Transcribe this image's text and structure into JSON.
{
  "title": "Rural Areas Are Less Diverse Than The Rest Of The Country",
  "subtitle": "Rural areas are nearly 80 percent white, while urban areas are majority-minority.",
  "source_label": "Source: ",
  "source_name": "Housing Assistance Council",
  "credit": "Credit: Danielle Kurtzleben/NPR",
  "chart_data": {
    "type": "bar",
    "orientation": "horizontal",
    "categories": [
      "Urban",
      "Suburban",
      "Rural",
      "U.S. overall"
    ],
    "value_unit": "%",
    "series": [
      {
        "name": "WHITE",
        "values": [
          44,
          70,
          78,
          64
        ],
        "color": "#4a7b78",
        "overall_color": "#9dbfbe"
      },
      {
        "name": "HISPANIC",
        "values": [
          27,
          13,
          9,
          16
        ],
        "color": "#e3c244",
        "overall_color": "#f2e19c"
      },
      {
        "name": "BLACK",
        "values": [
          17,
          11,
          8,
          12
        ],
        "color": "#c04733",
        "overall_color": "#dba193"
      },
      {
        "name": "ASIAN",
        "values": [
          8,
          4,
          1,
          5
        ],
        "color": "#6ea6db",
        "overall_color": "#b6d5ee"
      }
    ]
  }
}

__________

Find the word "Rural" in the entries, and copy every line it shows up in.

• [SOLVED EXERCISE]
  "title": "Rural Areas Are Less Diverse Than The Rest Of The Country",
  "subtitle": "Rural areas are nearly 80 percent white, while urban areas are majority-minority.",
      "Rural",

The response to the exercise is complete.